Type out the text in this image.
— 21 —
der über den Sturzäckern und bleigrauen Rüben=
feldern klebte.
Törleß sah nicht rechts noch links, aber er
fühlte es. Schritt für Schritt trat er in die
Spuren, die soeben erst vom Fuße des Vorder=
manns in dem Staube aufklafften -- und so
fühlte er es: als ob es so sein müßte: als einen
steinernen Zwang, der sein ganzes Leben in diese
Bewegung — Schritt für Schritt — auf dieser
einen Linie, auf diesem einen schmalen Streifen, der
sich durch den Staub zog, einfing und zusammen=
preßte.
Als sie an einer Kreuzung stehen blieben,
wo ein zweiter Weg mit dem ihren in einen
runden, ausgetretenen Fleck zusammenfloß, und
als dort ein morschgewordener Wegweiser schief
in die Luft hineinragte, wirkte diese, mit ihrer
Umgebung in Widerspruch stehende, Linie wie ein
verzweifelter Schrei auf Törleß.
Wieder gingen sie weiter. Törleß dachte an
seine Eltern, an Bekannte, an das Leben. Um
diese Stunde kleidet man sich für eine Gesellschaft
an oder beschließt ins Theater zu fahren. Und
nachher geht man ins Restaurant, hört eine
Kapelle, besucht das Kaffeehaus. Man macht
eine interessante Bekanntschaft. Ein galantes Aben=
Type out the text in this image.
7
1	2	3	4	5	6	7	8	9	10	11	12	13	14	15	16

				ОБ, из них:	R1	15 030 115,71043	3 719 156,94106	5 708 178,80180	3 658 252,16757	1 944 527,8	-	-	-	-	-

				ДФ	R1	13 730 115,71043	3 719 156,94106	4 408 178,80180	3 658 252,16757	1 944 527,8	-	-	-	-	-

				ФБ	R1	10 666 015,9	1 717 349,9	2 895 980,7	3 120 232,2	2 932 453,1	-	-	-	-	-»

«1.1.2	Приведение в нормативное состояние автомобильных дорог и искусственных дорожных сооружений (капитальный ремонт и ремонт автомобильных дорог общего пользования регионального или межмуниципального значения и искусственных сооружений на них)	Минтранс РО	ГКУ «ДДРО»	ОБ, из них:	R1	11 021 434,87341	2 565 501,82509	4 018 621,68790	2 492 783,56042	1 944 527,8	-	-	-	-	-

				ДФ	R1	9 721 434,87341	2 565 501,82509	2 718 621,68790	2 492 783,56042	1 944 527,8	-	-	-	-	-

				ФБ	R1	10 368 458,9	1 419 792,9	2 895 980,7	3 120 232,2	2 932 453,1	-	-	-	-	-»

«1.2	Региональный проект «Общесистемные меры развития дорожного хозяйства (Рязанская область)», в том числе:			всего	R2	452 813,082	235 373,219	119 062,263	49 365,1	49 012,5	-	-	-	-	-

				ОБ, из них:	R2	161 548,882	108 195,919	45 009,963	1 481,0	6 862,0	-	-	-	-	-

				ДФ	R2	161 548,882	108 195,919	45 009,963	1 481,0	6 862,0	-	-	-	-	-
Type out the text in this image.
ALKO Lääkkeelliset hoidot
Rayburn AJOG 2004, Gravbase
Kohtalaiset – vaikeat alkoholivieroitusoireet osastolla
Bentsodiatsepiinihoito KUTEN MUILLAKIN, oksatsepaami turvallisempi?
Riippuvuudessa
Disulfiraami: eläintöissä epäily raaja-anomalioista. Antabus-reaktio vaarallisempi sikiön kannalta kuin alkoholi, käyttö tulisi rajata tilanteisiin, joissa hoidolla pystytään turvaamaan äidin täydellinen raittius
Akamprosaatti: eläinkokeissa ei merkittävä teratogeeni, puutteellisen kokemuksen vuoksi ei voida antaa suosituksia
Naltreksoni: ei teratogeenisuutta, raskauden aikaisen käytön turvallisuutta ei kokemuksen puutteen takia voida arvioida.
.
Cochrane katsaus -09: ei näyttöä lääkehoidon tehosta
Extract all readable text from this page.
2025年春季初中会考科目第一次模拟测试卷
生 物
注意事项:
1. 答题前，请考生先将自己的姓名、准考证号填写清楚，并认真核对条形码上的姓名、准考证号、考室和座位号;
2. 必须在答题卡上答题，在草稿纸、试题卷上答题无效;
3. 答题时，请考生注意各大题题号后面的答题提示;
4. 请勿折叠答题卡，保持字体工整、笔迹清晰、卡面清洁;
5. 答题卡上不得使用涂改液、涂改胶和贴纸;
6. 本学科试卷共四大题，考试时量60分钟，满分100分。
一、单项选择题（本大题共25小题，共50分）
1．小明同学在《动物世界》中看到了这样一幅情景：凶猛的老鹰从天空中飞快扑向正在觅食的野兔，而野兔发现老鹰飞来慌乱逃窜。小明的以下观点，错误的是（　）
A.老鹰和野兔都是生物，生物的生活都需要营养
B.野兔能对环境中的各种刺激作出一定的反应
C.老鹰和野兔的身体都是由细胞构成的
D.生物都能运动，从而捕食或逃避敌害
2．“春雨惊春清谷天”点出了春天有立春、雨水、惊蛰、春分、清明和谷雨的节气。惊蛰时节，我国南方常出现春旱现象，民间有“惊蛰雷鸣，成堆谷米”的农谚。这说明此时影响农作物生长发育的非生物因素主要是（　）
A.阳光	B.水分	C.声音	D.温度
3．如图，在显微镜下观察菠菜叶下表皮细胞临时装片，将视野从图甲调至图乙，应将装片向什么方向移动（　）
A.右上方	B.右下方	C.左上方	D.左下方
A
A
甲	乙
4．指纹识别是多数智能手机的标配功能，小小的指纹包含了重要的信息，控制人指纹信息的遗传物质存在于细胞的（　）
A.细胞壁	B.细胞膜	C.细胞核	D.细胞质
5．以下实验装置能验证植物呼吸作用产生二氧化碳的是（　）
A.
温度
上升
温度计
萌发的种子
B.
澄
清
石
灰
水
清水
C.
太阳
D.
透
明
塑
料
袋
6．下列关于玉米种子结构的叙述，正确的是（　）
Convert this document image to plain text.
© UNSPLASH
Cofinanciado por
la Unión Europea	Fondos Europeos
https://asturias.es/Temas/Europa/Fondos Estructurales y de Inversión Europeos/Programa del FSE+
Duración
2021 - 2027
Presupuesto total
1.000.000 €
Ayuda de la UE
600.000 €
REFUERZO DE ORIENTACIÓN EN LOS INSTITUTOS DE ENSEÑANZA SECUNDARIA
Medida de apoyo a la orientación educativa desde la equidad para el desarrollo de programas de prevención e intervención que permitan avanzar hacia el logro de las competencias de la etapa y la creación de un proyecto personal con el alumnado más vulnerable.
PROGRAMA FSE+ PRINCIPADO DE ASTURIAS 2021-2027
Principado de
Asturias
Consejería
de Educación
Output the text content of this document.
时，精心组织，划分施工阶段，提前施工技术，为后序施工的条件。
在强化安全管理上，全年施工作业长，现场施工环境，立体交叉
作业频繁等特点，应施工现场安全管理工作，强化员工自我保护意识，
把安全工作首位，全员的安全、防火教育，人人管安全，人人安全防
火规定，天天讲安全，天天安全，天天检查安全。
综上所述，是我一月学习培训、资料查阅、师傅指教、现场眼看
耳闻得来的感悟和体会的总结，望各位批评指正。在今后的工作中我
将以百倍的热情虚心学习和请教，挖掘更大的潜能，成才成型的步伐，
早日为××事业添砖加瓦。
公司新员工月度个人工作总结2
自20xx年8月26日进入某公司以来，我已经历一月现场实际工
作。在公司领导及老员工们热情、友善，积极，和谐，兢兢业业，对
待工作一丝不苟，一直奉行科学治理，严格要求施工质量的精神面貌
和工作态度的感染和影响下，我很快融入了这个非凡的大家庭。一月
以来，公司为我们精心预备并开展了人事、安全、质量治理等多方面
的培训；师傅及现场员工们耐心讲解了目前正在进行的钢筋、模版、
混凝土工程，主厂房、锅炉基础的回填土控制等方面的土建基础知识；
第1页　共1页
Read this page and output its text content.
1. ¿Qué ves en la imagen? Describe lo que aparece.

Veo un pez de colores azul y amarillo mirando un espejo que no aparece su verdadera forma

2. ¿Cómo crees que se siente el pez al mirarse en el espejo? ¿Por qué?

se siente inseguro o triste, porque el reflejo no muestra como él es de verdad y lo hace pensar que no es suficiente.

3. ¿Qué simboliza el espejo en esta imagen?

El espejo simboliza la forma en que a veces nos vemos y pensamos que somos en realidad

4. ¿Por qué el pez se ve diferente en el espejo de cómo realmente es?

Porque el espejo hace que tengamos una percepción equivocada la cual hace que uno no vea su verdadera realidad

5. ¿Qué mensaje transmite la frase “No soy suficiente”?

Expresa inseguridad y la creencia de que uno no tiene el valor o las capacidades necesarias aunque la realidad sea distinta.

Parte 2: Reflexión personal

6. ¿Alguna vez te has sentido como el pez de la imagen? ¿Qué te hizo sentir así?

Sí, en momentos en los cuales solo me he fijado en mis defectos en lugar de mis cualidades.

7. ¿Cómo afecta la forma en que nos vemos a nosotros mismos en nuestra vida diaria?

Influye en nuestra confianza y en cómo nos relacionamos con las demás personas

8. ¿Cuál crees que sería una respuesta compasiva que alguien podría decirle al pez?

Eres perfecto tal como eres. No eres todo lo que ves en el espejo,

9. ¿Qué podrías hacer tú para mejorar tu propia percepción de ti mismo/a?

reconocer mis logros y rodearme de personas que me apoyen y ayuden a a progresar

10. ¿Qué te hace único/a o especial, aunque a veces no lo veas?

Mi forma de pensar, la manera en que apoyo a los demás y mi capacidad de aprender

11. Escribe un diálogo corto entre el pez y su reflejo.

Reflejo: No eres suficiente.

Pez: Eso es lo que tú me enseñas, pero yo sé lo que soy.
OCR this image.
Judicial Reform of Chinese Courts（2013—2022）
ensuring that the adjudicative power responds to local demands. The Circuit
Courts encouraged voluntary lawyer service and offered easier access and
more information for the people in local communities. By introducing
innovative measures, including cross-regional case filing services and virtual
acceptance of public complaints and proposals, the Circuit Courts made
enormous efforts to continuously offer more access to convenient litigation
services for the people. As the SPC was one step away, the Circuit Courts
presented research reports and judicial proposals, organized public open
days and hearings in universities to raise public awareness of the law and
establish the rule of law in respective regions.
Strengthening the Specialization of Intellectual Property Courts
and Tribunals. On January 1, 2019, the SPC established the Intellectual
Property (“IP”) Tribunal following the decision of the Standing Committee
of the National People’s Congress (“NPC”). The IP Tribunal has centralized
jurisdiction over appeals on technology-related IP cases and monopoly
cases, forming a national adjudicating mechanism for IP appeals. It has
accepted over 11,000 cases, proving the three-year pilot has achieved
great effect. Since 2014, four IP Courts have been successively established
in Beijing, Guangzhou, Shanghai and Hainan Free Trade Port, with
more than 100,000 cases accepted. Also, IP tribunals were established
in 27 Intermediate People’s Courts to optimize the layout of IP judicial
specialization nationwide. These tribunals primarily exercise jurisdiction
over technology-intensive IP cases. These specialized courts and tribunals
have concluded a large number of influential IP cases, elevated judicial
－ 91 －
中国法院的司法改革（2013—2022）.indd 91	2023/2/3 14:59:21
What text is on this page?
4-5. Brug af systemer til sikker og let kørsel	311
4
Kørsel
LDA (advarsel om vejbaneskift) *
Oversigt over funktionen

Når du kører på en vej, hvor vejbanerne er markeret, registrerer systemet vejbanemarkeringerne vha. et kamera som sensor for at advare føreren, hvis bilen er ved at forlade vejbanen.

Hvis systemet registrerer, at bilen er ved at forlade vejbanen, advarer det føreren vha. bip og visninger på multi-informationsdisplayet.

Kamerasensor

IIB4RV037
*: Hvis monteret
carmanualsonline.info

- - -

* _Directive_
Determine how many lines of the material include the string "aparece". Output only that count.

* _Exercise result_
2